Dreiviertel der schon über 1 000 Resort-Angestellten stammen aus der Region Messini, wo Costa Navarino schon jetzt der größte Arbeitgeber ist. Zu dem Viertel Zugewanderter zählt Petros Tourgaidis. Der in Köln aufgewachsene „Deutsch-Grieche“, wie er sich selbst nennt, hat als Golfmanager von Costa Navarino eine der Schlüsselpositionen im Projekt inne. Die Golfplätze vor allem sollen künftig ganzjährig möglichst viele ausländische Gäste in den tiefen griechischen Süden locken, der dafür ein besonders geeignetes Mikroklima mit warmen Sommern und milden Wintern vorweisen kann.

Schnell kommt Petros auf das zu sprechen, auf das sie in Costa Navarino besonders stolz sind: auf die größte Olivenbaum-Verpflanzung, die es in Europa je gab. Exakt 6 492 zum Teil jahrhundertealte Olivenbäume wurden – mit fachkundiger Unterstützung durch Wissenschaftler, Baumexperten und Landschaftsarchitekten – vor dem Bau der beiden Hotels und des Dunes Courses mit großer Sorgfalt und all ihrem ausladenden Wurzelwerk aus der Erde geholt, auf einem großen Gelände beim Dorf Gialova zwischengelagert und dann auf dem Resortgelände wieder eingepflanzt. Ein riesiger Aufwand mit nahezu 100-prozentiger Erfolgsquote: ganze vier Olivenbäume starben bei der Mammutaktion.

**DATENAUSZUG**

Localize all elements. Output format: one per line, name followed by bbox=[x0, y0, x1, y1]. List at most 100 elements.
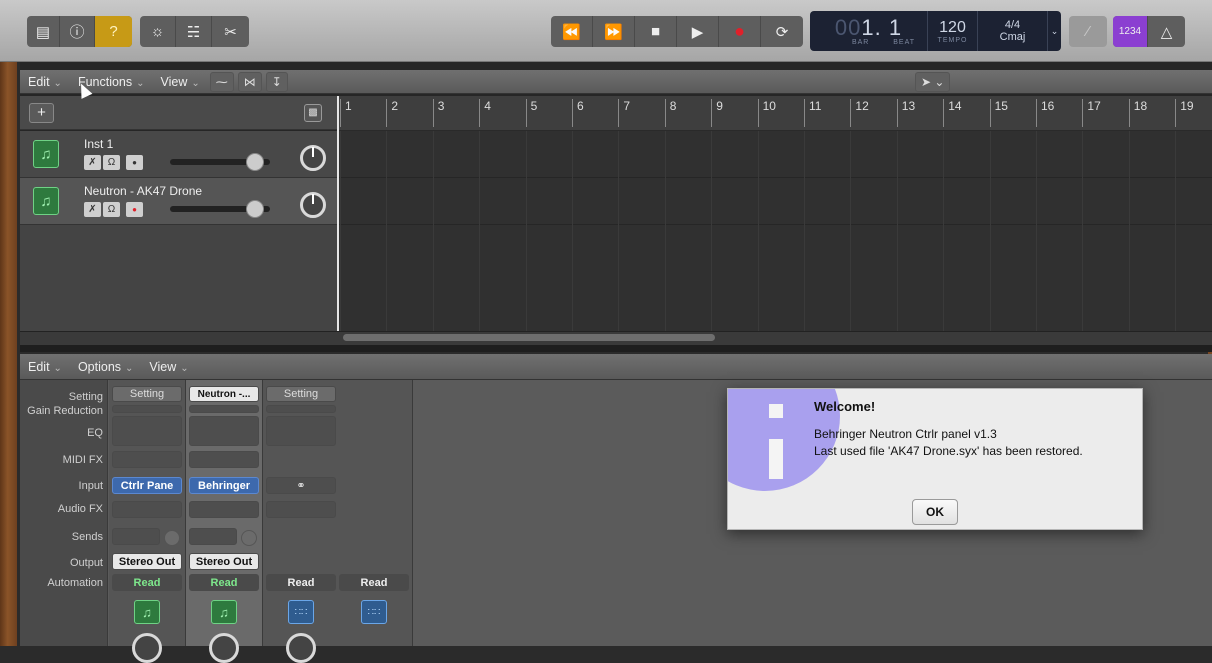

**AUFGABEN**
1 - Wie viele Olivenbäume wurden laut dem Textabschnitt über Costa Navarino vor dem Bau der Hotels und des Dunes Courses aus der Erde geholt?
2 - Schreiben Sie aus dem Textabschnitt über Costa Navarino die Stelle ab, die mit „Schnell kommt Petros“ beginnt und bis einschließlich „bei der Mammutaktion.“ reicht.

**VOLLSTÄNDIGE LÖSUNGEN**
1 - Exakt 6 492 Olivenbäume.

2 -
Schnell kommt Petros auf das zu sprechen, auf das sie in Costa Navarino besonders stolz sind: auf die größte Olivenbaum-Verpflanzung, die es in Europa je gab. Exakt 6 492 zum Teil jahrhundertealte Olivenbäume wurden – mit fachkundiger Unterstützung durch Wissenschaftler, Baumexperten und Landschaftsarchitekten – vor dem Bau der beiden Hotels und des Dunes Courses mit großer Sorgfalt und all ihrem ausladenden Wurzelwerk aus der Erde geholt, auf einem großen Gelände beim Dorf Gialova zwischengelagert und dann auf dem Resortgelände wieder eingepflanzt. Ein riesiger Aufwand mit nahezu 100-prozentiger Erfolgsquote: ganze vier Olivenbäume starben bei der Mammutaktion.